## The task
Reproduce the listing below character for character; drop every image.

## Rows
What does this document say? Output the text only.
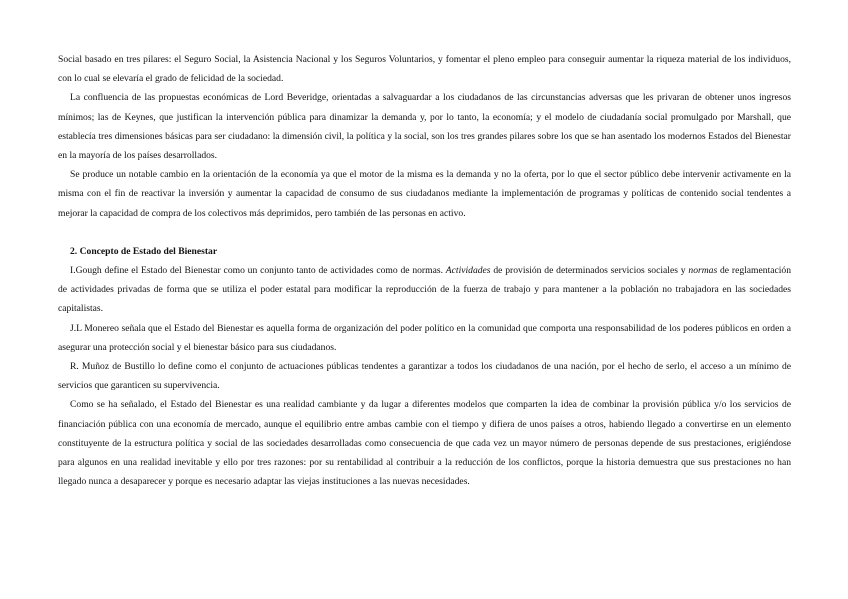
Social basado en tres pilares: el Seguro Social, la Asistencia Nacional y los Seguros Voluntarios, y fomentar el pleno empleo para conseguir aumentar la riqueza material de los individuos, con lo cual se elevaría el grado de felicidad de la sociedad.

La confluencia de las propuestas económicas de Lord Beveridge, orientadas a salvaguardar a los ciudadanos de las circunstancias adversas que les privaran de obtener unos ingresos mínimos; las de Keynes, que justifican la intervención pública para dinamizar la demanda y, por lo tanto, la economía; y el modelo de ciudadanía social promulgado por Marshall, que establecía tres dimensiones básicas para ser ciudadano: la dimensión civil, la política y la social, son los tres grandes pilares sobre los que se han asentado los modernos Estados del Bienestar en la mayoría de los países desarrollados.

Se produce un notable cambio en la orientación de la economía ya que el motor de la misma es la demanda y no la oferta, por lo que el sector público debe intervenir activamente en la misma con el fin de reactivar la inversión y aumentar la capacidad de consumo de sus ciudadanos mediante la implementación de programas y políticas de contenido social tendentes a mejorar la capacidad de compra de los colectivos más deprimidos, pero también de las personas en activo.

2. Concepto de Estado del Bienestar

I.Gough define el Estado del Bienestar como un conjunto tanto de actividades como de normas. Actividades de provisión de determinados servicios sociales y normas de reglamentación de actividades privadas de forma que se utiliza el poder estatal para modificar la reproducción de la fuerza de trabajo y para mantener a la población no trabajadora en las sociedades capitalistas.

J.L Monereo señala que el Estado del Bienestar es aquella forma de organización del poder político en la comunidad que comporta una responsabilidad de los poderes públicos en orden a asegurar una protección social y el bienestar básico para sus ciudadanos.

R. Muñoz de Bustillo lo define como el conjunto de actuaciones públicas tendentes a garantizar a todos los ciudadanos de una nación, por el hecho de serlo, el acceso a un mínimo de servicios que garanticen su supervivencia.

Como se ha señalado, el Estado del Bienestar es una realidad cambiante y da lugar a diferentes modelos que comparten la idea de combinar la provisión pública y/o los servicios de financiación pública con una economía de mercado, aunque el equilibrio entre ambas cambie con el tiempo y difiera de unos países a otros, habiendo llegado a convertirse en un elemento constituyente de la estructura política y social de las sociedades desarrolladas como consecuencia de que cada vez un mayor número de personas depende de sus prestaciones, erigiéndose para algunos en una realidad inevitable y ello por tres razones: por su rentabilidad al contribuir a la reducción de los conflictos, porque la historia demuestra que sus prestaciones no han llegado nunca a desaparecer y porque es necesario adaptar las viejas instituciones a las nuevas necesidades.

## Response for this exercise
What does this document say? Output the text only.
Social basado en tres pilares: el Seguro Social, la Asistencia Nacional y los Seguros Voluntarios, y fomentar el pleno empleo para conseguir aumentar la riqueza material de los individuos, con lo cual se elevaría el grado de felicidad de la sociedad.

La confluencia de las propuestas económicas de Lord Beveridge, orientadas a salvaguardar a los ciudadanos de las circunstancias adversas que les privaran de obtener unos ingresos mínimos; las de Keynes, que justifican la intervención pública para dinamizar la demanda y, por lo tanto, la economía; y el modelo de ciudadanía social promulgado por Marshall, que establecía tres dimensiones básicas para ser ciudadano: la dimensión civil, la política y la social, son los tres grandes pilares sobre los que se han asentado los modernos Estados del Bienestar en la mayoría de los países desarrollados.

Se produce un notable cambio en la orientación de la economía ya que el motor de la misma es la demanda y no la oferta, por lo que el sector público debe intervenir activamente en la misma con el fin de reactivar la inversión y aumentar la capacidad de consumo de sus ciudadanos mediante la implementación de programas y políticas de contenido social tendentes a mejorar la capacidad de compra de los colectivos más deprimidos, pero también de las personas en activo.

2. Concepto de Estado del Bienestar

I.Gough define el Estado del Bienestar como un conjunto tanto de actividades como de normas. Actividades de provisión de determinados servicios sociales y normas de reglamentación de actividades privadas de forma que se utiliza el poder estatal para modificar la reproducción de la fuerza de trabajo y para mantener a la población no trabajadora en las sociedades capitalistas.

J.L Monereo señala que el Estado del Bienestar es aquella forma de organización del poder político en la comunidad que comporta una responsabilidad de los poderes públicos en orden a asegurar una protección social y el bienestar básico para sus ciudadanos.

R. Muñoz de Bustillo lo define como el conjunto de actuaciones públicas tendentes a garantizar a todos los ciudadanos de una nación, por el hecho de serlo, el acceso a un mínimo de servicios que garanticen su supervivencia.

Como se ha señalado, el Estado del Bienestar es una realidad cambiante y da lugar a diferentes modelos que comparten la idea de combinar la provisión pública y/o los servicios de financiación pública con una economía de mercado, aunque el equilibrio entre ambas cambie con el tiempo y difiera de unos países a otros, habiendo llegado a convertirse en un elemento constituyente de la estructura política y social de las sociedades desarrolladas como consecuencia de que cada vez un mayor número de personas depende de sus prestaciones, erigiéndose para algunos en una realidad inevitable y ello por tres razones: por su rentabilidad al contribuir a la reducción de los conflictos, porque la historia demuestra que sus prestaciones no han llegado nunca a desaparecer y porque es necesario adaptar las viejas instituciones a las nuevas necesidades.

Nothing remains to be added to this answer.